Stored data entries
##########
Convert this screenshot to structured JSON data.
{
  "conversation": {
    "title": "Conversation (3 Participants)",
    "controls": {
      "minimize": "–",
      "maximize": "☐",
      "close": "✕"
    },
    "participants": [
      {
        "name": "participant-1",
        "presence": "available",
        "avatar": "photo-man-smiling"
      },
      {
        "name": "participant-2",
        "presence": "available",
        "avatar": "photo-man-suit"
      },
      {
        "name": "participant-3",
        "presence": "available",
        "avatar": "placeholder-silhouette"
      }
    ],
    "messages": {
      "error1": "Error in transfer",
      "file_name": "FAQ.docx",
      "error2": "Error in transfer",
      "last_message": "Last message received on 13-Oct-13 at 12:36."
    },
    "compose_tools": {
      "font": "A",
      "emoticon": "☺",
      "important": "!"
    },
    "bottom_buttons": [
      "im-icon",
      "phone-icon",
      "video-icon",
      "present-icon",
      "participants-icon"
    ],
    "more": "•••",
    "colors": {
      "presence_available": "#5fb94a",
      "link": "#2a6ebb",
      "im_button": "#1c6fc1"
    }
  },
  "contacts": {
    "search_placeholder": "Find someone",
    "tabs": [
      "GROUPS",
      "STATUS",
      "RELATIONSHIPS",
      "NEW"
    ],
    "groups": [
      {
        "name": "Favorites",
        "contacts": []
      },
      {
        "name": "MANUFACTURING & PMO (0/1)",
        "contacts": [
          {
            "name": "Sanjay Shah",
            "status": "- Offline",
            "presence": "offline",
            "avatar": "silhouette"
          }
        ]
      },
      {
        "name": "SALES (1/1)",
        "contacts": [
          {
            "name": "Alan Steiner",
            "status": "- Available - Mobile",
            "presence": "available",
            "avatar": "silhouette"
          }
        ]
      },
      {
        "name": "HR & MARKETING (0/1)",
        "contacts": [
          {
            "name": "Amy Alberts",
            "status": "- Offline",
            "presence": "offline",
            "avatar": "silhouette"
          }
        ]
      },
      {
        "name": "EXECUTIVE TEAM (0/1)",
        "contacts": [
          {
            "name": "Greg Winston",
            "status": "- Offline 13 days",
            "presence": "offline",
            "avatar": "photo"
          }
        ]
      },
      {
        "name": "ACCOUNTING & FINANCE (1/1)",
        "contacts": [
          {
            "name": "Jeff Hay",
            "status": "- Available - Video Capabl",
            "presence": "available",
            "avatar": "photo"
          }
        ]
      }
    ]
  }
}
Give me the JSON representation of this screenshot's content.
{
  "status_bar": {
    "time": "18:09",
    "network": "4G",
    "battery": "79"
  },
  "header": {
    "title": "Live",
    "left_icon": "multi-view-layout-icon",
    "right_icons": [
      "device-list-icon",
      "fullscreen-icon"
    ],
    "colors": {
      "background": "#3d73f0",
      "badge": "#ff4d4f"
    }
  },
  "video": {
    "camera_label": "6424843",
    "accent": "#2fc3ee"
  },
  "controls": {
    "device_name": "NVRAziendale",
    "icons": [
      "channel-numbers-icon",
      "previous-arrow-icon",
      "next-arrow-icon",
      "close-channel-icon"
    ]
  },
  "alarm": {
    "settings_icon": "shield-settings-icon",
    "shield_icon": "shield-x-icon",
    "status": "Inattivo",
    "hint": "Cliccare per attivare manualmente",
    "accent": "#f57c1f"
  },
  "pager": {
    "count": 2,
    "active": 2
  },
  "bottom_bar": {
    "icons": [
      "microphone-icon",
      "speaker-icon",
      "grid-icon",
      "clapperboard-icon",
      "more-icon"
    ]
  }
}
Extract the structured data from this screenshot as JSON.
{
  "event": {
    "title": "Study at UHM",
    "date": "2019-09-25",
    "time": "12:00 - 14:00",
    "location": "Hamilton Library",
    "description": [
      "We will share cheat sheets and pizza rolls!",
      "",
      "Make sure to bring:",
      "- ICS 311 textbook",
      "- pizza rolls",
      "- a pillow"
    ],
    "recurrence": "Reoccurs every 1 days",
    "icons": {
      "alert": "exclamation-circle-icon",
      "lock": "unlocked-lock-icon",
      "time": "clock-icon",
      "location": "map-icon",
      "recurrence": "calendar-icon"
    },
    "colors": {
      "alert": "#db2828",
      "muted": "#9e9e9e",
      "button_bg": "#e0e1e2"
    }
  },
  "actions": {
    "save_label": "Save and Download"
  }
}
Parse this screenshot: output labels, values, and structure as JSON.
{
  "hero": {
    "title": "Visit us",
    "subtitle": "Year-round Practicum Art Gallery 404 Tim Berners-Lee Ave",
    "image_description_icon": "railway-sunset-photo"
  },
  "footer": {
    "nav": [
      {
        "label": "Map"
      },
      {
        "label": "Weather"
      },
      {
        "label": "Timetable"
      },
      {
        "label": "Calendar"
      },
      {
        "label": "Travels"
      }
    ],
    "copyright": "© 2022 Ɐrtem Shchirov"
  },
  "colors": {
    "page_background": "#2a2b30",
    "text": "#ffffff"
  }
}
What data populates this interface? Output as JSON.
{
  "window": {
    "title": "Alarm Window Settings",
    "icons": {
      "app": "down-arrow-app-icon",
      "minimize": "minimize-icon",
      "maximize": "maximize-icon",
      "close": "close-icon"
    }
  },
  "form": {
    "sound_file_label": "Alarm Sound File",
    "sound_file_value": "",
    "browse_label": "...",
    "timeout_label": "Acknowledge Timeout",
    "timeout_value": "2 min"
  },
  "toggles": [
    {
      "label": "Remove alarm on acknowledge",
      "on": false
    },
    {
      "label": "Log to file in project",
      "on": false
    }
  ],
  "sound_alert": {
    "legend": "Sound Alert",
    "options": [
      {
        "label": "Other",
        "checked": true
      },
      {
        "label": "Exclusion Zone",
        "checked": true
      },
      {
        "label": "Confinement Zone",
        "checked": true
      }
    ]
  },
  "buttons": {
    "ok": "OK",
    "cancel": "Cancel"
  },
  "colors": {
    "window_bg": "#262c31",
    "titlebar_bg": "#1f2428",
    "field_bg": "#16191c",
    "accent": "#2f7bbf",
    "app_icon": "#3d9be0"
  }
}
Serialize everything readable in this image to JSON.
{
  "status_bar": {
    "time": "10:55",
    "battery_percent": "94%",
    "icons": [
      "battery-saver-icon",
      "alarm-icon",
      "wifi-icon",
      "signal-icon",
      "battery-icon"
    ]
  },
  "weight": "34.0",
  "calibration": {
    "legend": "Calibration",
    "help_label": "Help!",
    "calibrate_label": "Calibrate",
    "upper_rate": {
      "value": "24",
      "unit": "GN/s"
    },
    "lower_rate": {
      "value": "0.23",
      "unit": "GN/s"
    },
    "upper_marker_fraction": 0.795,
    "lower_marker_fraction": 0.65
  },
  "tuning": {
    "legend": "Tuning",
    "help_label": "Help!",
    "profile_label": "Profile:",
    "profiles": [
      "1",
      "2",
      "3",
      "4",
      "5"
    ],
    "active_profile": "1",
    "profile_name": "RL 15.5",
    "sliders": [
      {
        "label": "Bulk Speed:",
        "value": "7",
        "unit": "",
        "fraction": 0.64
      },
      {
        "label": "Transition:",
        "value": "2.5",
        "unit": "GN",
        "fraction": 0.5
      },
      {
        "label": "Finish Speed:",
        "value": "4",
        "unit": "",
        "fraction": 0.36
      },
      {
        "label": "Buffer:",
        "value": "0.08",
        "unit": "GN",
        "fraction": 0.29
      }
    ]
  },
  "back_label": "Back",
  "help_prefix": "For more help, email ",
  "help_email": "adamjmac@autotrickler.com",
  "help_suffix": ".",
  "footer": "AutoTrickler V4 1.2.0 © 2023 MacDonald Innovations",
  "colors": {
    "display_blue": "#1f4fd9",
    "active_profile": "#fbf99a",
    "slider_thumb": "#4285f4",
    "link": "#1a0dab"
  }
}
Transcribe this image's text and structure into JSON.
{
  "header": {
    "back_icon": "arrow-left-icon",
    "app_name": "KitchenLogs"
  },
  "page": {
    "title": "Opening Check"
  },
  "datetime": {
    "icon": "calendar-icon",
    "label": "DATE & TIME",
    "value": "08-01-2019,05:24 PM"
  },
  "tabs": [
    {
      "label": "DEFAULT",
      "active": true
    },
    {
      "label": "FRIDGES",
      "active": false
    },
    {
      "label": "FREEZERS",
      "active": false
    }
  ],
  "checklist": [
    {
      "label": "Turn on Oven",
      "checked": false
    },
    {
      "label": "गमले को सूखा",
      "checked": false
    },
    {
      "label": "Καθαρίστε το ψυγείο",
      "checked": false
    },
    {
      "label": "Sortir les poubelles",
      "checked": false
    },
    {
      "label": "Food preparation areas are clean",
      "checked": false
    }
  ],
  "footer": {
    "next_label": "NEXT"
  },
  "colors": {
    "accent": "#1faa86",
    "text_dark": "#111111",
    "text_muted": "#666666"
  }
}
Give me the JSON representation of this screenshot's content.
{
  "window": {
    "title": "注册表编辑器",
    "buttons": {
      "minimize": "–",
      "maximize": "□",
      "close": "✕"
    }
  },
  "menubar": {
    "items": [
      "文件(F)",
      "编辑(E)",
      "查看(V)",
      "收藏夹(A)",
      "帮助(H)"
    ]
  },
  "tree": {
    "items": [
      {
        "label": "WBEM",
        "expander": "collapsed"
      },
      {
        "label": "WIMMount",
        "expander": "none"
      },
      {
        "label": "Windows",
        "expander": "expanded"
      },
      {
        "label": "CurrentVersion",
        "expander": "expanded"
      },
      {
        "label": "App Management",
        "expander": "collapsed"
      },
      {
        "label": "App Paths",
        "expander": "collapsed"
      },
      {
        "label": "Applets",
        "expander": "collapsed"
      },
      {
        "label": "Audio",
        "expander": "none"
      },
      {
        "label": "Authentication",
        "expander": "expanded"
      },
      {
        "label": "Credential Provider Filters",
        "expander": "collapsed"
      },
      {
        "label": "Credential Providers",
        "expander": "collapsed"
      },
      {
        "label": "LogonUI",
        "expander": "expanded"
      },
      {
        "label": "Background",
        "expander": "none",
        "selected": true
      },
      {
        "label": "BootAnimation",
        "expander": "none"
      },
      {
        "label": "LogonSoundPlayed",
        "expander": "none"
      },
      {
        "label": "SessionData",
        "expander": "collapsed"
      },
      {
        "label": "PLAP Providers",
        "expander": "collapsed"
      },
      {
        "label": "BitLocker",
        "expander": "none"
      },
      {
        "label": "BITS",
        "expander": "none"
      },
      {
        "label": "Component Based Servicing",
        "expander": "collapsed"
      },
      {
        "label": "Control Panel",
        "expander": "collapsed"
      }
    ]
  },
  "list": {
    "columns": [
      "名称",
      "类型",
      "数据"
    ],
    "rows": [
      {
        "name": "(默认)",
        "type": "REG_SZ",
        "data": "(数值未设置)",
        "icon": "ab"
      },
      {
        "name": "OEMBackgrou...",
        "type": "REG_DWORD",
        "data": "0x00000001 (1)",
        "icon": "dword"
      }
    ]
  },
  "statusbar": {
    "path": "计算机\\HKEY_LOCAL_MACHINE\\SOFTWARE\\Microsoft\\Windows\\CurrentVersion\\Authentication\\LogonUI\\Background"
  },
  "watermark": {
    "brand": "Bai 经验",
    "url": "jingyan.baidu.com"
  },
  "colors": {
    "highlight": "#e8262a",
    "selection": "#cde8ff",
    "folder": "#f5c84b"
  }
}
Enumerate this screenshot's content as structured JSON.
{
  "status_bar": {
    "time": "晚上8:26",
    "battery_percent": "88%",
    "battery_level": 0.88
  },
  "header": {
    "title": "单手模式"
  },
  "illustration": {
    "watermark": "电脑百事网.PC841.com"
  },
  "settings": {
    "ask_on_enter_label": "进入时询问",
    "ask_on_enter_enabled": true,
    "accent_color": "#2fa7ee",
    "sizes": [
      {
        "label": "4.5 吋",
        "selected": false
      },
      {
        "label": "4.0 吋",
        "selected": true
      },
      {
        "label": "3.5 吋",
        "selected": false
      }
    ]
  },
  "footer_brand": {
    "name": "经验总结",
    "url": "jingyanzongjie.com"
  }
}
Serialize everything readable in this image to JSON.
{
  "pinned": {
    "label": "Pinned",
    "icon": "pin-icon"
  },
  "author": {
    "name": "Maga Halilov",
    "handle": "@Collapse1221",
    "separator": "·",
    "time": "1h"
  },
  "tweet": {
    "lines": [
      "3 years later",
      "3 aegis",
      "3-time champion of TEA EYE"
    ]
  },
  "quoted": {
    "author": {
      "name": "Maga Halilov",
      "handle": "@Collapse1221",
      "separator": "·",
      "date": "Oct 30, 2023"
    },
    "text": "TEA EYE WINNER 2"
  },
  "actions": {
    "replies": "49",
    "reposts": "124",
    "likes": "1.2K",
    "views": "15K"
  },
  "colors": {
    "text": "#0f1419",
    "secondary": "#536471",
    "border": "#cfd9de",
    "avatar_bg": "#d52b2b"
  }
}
##########
:: TASK OBJECTIVE ::
Using the records above, select and copy every line that has the word "Windows".

:: TASK SOLUTION ::
        "label": "Windows",
    "path": "计算机\\HKEY_LOCAL_MACHINE\\SOFTWARE\\Microsoft\\Windows\\CurrentVersion\\Authentication\\LogonUI\\Background"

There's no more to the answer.